Write the entries below out again exactly; any picture in them stays out.

[Stored data entries]
BEGIN

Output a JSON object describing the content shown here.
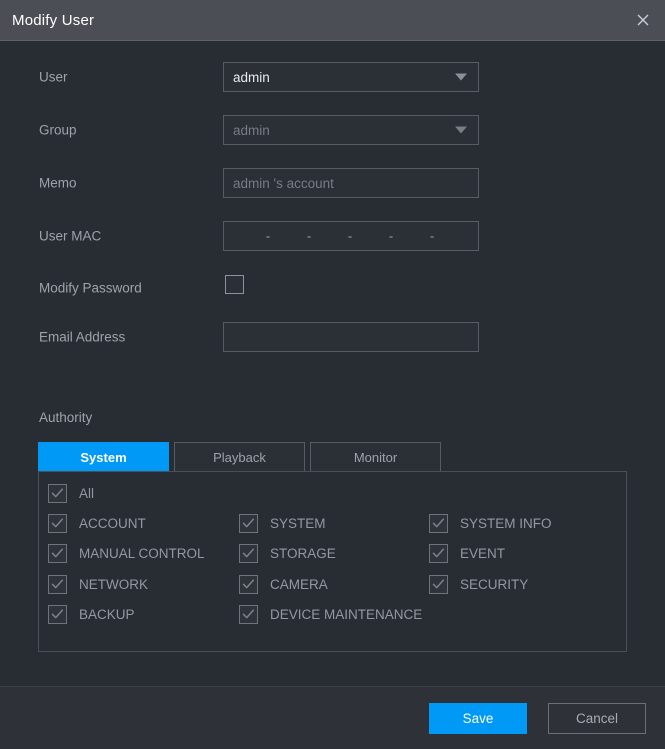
{
  "window": {
    "title": "Modify User",
    "close_icon": "close-icon"
  },
  "form": {
    "rows": [
      {
        "label": "User",
        "type": "select",
        "value": "admin",
        "disabled": false
      },
      {
        "label": "Group",
        "type": "select",
        "value": "admin",
        "disabled": true
      },
      {
        "label": "Memo",
        "type": "text",
        "value": "admin 's account",
        "disabled": true
      },
      {
        "label": "User MAC",
        "type": "mac",
        "value": "",
        "disabled": false
      },
      {
        "label": "Modify Password",
        "type": "checkbox",
        "checked": false
      },
      {
        "label": "Email Address",
        "type": "text",
        "value": "",
        "disabled": false
      }
    ],
    "mac_separator": "-",
    "mac_separator_count": 5
  },
  "authority": {
    "label": "Authority",
    "tabs": [
      {
        "label": "System",
        "active": true
      },
      {
        "label": "Playback",
        "active": false
      },
      {
        "label": "Monitor",
        "active": false
      }
    ],
    "permissions": [
      {
        "label": "All",
        "checked": true,
        "col": 0,
        "row": 0
      },
      {
        "label": "ACCOUNT",
        "checked": true,
        "col": 0,
        "row": 1
      },
      {
        "label": "SYSTEM",
        "checked": true,
        "col": 1,
        "row": 1
      },
      {
        "label": "SYSTEM INFO",
        "checked": true,
        "col": 2,
        "row": 1
      },
      {
        "label": "MANUAL CONTROL",
        "checked": true,
        "col": 0,
        "row": 2
      },
      {
        "label": "STORAGE",
        "checked": true,
        "col": 1,
        "row": 2
      },
      {
        "label": "EVENT",
        "checked": true,
        "col": 2,
        "row": 2
      },
      {
        "label": "NETWORK",
        "checked": true,
        "col": 0,
        "row": 3
      },
      {
        "label": "CAMERA",
        "checked": true,
        "col": 1,
        "row": 3
      },
      {
        "label": "SECURITY",
        "checked": true,
        "col": 2,
        "row": 3
      },
      {
        "label": "BACKUP",
        "checked": true,
        "col": 0,
        "row": 4
      },
      {
        "label": "DEVICE MAINTENANCE",
        "checked": true,
        "col": 1,
        "row": 4
      }
    ]
  },
  "footer": {
    "save_label": "Save",
    "cancel_label": "Cancel"
  },
  "colors": {
    "accent": "#0099f5",
    "titlebar": "#4b4f55",
    "body": "#282c33",
    "footer": "#2e3238",
    "label_text": "#9ea3ab",
    "value_text": "#e8eaed",
    "muted_text": "#777c85",
    "border": "#575b63"
  }
}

END

Output for this exercise:
Output a JSON object describing the content shown here.
{
  "window": {
    "title": "Modify User",
    "close_icon": "close-icon"
  },
  "form": {
    "rows": [
      {
        "label": "User",
        "type": "select",
        "value": "admin",
        "disabled": false
      },
      {
        "label": "Group",
        "type": "select",
        "value": "admin",
        "disabled": true
      },
      {
        "label": "Memo",
        "type": "text",
        "value": "admin 's account",
        "disabled": true
      },
      {
        "label": "User MAC",
        "type": "mac",
        "value": "",
        "disabled": false
      },
      {
        "label": "Modify Password",
        "type": "checkbox",
        "checked": false
      },
      {
        "label": "Email Address",
        "type": "text",
        "value": "",
        "disabled": false
      }
    ],
    "mac_separator": "-",
    "mac_separator_count": 5
  },
  "authority": {
    "label": "Authority",
    "tabs": [
      {
        "label": "System",
        "active": true
      },
      {
        "label": "Playback",
        "active": false
      },
      {
        "label": "Monitor",
        "active": false
      }
    ],
    "permissions": [
      {
        "label": "All",
        "checked": true,
        "col": 0,
        "row": 0
      },
      {
        "label": "ACCOUNT",
        "checked": true,
        "col": 0,
        "row": 1
      },
      {
        "label": "SYSTEM",
        "checked": true,
        "col": 1,
        "row": 1
      },
      {
        "label": "SYSTEM INFO",
        "checked": true,
        "col": 2,
        "row": 1
      },
      {
        "label": "MANUAL CONTROL",
        "checked": true,
        "col": 0,
        "row": 2
      },
      {
        "label": "STORAGE",
        "checked": true,
        "col": 1,
        "row": 2
      },
      {
        "label": "EVENT",
        "checked": true,
        "col": 2,
        "row": 2
      },
      {
        "label": "NETWORK",
        "checked": true,
        "col": 0,
        "row": 3
      },
      {
        "label": "CAMERA",
        "checked": true,
        "col": 1,
        "row": 3
      },
      {
        "label": "SECURITY",
        "checked": true,
        "col": 2,
        "row": 3
      },
      {
        "label": "BACKUP",
        "checked": true,
        "col": 0,
        "row": 4
      },
      {
        "label": "DEVICE MAINTENANCE",
        "checked": true,
        "col": 1,
        "row": 4
      }
    ]
  },
  "footer": {
    "save_label": "Save",
    "cancel_label": "Cancel"
  },
  "colors": {
    "accent": "#0099f5",
    "titlebar": "#4b4f55",
    "body": "#282c33",
    "footer": "#2e3238",
    "label_text": "#9ea3ab",
    "value_text": "#e8eaed",
    "muted_text": "#777c85",
    "border": "#575b63"
  }
}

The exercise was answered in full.